_Extracted data entries_
** BEGIN **
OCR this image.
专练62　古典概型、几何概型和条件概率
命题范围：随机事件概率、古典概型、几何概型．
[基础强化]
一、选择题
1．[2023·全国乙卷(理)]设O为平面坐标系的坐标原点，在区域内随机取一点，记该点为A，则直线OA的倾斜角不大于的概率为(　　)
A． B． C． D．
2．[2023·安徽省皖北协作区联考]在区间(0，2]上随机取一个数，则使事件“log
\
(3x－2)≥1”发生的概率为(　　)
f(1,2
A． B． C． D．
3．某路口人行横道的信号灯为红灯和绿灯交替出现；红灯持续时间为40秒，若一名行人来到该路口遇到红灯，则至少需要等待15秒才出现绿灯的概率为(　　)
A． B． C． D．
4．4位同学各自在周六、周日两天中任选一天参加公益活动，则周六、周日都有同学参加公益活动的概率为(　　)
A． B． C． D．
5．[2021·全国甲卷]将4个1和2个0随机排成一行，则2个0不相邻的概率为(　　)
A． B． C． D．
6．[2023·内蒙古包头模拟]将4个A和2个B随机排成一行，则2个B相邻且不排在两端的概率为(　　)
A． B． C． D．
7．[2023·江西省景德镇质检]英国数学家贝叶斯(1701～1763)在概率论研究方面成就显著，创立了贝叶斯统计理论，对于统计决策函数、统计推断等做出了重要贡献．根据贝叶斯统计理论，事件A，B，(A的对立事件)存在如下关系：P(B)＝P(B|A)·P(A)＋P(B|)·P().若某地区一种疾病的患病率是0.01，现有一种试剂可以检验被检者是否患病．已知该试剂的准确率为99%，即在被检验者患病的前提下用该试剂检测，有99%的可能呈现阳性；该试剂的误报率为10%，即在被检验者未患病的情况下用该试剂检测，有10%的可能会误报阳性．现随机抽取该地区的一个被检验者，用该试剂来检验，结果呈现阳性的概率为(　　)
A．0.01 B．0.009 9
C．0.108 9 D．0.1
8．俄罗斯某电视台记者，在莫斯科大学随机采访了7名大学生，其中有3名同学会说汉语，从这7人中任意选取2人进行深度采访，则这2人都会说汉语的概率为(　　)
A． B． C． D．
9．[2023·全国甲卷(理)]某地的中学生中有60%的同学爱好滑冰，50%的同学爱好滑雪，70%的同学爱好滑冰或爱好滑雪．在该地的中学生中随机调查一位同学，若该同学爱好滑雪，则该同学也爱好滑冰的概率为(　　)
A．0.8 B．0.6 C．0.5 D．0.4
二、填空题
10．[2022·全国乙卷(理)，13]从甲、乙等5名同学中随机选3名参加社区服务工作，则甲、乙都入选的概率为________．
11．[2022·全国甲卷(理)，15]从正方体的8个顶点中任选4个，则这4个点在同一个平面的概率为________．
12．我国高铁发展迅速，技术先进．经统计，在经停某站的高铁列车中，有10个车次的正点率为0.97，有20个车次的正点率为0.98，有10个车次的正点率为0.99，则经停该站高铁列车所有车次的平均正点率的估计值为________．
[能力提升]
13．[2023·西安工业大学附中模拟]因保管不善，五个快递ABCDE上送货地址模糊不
** END **
_JOB_
Restate the whole of the material exactly.

_OUTPUT OF THE EXERCISE_
OCR this image.
专练62　古典概型、几何概型和条件概率
命题范围：随机事件概率、古典概型、几何概型．
[基础强化]
一、选择题
1．[2023·全国乙卷(理)]设O为平面坐标系的坐标原点，在区域内随机取一点，记该点为A，则直线OA的倾斜角不大于的概率为(　　)
A． B． C． D．
2．[2023·安徽省皖北协作区联考]在区间(0，2]上随机取一个数，则使事件“log
\
(3x－2)≥1”发生的概率为(　　)
f(1,2
A． B． C． D．
3．某路口人行横道的信号灯为红灯和绿灯交替出现；红灯持续时间为40秒，若一名行人来到该路口遇到红灯，则至少需要等待15秒才出现绿灯的概率为(　　)
A． B． C． D．
4．4位同学各自在周六、周日两天中任选一天参加公益活动，则周六、周日都有同学参加公益活动的概率为(　　)
A． B． C． D．
5．[2021·全国甲卷]将4个1和2个0随机排成一行，则2个0不相邻的概率为(　　)
A． B． C． D．
6．[2023·内蒙古包头模拟]将4个A和2个B随机排成一行，则2个B相邻且不排在两端的概率为(　　)
A． B． C． D．
7．[2023·江西省景德镇质检]英国数学家贝叶斯(1701～1763)在概率论研究方面成就显著，创立了贝叶斯统计理论，对于统计决策函数、统计推断等做出了重要贡献．根据贝叶斯统计理论，事件A，B，(A的对立事件)存在如下关系：P(B)＝P(B|A)·P(A)＋P(B|)·P().若某地区一种疾病的患病率是0.01，现有一种试剂可以检验被检者是否患病．已知该试剂的准确率为99%，即在被检验者患病的前提下用该试剂检测，有99%的可能呈现阳性；该试剂的误报率为10%，即在被检验者未患病的情况下用该试剂检测，有10%的可能会误报阳性．现随机抽取该地区的一个被检验者，用该试剂来检验，结果呈现阳性的概率为(　　)
A．0.01 B．0.009 9
C．0.108 9 D．0.1
8．俄罗斯某电视台记者，在莫斯科大学随机采访了7名大学生，其中有3名同学会说汉语，从这7人中任意选取2人进行深度采访，则这2人都会说汉语的概率为(　　)
A． B． C． D．
9．[2023·全国甲卷(理)]某地的中学生中有60%的同学爱好滑冰，50%的同学爱好滑雪，70%的同学爱好滑冰或爱好滑雪．在该地的中学生中随机调查一位同学，若该同学爱好滑雪，则该同学也爱好滑冰的概率为(　　)
A．0.8 B．0.6 C．0.5 D．0.4
二、填空题
10．[2022·全国乙卷(理)，13]从甲、乙等5名同学中随机选3名参加社区服务工作，则甲、乙都入选的概率为________．
11．[2022·全国甲卷(理)，15]从正方体的8个顶点中任选4个，则这4个点在同一个平面的概率为________．
12．我国高铁发展迅速，技术先进．经统计，在经停某站的高铁列车中，有10个车次的正点率为0.97，有20个车次的正点率为0.98，有10个车次的正点率为0.99，则经停该站高铁列车所有车次的平均正点率的估计值为________．
[能力提升]
13．[2023·西安工业大学附中模拟]因保管不善，五个快递ABCDE上送货地址模糊不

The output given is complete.